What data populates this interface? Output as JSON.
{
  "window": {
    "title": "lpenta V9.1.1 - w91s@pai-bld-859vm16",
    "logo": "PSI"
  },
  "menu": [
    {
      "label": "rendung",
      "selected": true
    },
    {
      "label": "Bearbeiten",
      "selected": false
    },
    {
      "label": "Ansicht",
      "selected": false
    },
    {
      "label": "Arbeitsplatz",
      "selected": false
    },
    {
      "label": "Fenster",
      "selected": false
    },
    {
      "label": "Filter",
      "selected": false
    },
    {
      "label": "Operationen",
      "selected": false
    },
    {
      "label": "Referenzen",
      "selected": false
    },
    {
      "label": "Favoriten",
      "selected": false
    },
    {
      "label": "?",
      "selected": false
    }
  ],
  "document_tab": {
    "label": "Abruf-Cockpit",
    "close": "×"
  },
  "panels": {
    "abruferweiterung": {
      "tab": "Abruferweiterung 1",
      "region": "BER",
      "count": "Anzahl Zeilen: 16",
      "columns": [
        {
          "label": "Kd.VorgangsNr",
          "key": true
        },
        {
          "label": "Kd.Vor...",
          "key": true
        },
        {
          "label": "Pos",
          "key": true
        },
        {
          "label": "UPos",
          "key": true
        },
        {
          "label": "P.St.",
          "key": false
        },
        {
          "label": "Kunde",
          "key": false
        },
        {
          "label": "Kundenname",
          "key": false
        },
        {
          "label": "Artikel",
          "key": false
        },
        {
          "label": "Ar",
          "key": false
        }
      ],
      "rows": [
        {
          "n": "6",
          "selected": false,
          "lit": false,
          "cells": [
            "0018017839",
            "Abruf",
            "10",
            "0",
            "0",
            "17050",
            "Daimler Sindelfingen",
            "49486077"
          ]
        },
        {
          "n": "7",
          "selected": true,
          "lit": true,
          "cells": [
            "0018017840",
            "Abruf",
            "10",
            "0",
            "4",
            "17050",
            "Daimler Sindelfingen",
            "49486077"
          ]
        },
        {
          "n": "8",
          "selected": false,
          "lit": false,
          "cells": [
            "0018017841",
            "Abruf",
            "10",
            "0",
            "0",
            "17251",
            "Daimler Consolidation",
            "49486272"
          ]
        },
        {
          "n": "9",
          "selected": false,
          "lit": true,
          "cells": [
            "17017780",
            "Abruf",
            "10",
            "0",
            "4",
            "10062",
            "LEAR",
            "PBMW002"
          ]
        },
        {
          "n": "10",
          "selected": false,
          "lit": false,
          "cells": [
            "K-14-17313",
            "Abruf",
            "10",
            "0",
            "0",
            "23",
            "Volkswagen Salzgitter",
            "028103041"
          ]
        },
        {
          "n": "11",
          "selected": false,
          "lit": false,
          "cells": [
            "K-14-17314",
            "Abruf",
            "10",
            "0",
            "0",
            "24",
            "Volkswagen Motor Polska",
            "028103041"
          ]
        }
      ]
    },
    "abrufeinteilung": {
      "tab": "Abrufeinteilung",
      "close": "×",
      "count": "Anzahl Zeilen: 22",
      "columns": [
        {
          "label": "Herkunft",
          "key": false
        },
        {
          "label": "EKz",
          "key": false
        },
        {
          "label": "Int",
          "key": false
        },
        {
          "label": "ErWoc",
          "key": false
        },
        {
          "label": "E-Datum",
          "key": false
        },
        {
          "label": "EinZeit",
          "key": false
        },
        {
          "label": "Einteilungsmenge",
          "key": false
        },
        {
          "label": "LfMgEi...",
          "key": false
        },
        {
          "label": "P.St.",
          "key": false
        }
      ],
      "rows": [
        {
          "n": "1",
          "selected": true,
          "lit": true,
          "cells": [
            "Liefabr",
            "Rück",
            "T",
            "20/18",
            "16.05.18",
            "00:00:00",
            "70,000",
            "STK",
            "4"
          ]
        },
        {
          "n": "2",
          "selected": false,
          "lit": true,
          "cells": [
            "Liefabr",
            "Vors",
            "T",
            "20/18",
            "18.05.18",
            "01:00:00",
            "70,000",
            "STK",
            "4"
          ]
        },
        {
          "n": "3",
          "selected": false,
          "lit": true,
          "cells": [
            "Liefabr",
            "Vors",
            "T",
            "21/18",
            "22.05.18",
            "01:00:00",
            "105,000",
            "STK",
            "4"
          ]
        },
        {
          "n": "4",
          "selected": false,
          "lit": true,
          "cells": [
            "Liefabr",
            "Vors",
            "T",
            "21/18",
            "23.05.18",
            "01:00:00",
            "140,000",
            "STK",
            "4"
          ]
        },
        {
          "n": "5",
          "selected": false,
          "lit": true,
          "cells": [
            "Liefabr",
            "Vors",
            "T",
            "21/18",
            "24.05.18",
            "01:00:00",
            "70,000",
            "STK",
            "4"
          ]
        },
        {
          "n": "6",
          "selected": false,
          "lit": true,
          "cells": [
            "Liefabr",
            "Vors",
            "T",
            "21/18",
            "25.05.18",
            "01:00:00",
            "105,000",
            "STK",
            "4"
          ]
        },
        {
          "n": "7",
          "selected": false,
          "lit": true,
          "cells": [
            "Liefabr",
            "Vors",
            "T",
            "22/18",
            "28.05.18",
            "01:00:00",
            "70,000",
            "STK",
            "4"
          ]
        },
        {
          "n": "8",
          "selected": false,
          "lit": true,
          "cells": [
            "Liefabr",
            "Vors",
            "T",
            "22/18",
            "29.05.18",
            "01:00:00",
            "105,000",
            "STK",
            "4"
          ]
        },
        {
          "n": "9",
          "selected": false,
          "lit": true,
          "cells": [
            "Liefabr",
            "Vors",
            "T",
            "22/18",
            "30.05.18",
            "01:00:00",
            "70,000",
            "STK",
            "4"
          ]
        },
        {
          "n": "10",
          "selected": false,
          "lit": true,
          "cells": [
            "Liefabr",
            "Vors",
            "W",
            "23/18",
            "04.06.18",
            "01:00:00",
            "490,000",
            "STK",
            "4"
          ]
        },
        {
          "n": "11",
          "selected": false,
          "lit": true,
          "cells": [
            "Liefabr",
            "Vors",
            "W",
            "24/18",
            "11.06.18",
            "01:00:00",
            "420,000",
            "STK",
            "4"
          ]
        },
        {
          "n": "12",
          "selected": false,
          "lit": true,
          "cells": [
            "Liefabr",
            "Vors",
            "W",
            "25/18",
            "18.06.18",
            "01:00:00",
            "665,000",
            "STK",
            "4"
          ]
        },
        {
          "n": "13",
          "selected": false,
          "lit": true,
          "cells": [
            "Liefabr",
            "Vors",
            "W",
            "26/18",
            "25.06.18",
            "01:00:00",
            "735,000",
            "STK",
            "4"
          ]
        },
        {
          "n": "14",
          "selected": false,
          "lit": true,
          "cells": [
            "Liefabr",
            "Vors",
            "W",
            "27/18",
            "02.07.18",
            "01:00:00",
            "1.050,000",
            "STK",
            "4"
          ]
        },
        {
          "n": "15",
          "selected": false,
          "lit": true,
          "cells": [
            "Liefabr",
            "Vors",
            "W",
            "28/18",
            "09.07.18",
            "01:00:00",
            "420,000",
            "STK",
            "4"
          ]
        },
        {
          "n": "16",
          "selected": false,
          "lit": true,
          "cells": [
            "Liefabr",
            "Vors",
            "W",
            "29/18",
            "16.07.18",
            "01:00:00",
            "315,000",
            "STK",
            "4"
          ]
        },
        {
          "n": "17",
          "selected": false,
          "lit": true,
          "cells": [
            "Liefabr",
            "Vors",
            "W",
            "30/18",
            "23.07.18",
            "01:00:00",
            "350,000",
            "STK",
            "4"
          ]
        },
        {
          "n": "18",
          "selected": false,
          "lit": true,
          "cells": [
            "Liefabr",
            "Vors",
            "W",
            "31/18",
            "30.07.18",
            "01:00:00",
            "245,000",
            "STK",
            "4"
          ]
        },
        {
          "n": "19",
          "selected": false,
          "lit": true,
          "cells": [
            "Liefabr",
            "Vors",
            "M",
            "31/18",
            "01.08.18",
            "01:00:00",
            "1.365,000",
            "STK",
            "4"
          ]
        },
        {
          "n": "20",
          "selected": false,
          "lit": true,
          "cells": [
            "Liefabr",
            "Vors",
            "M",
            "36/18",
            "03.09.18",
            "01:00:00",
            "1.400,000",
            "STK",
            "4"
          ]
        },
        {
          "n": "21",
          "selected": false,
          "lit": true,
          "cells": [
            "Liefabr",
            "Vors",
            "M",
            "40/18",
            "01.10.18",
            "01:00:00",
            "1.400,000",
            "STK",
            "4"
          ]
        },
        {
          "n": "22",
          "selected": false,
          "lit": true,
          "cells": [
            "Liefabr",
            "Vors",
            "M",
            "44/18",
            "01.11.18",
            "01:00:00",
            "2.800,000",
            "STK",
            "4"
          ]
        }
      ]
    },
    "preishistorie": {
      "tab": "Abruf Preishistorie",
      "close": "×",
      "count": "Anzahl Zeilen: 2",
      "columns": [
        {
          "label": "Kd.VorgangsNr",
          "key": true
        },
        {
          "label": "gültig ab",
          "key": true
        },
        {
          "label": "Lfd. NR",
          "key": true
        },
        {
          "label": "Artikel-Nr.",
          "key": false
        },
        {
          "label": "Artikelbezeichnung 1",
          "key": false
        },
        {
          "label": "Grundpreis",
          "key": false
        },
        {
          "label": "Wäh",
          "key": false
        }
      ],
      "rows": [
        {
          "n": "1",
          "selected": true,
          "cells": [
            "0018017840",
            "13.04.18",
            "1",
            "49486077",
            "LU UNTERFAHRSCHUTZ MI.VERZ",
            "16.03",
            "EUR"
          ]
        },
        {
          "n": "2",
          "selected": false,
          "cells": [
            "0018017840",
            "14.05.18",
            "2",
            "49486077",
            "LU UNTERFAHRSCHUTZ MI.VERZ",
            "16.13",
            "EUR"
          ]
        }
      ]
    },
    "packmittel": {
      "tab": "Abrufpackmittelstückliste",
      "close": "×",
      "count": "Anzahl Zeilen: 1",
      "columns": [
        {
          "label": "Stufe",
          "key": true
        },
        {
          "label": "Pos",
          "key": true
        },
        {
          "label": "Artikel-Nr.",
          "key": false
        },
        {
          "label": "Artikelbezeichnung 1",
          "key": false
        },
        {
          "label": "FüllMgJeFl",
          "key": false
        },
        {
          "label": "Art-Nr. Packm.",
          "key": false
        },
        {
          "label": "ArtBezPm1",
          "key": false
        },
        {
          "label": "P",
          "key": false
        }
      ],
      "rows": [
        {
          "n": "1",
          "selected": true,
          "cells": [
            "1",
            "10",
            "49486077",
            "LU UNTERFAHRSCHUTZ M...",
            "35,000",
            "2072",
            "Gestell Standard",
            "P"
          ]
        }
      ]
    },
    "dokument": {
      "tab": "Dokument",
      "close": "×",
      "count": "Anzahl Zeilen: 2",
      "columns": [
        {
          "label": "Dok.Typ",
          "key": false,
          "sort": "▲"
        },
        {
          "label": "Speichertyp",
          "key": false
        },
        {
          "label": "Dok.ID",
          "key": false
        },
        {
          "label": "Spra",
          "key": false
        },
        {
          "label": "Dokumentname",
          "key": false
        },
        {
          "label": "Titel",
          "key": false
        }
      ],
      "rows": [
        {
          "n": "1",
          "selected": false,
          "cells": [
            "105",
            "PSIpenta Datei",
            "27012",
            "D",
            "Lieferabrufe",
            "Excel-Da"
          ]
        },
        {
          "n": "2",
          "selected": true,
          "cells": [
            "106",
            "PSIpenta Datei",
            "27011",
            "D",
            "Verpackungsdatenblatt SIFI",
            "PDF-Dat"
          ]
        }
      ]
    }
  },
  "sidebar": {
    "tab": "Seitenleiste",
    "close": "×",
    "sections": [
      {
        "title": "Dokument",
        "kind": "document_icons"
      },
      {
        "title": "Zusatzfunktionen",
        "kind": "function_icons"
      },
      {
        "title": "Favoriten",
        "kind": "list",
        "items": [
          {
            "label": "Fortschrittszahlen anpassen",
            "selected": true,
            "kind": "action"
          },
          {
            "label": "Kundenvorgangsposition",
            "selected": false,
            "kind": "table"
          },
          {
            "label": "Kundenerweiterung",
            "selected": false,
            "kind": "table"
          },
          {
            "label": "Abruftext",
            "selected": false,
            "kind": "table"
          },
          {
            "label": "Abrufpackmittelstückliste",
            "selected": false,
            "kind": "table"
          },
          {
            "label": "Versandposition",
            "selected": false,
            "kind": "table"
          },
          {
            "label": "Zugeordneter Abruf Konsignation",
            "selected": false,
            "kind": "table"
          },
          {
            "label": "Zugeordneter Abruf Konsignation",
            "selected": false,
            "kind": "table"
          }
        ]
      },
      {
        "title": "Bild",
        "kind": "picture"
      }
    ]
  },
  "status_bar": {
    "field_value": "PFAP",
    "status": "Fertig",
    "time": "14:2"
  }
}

· · ·

- [Instruction] In the entries above, identify every line with the word "Abrufpackmittelstückliste". Copy those lines.

- [Exercise response]
      "tab": "Abrufpackmittelstückliste",
            "label": "Abrufpackmittelstückliste",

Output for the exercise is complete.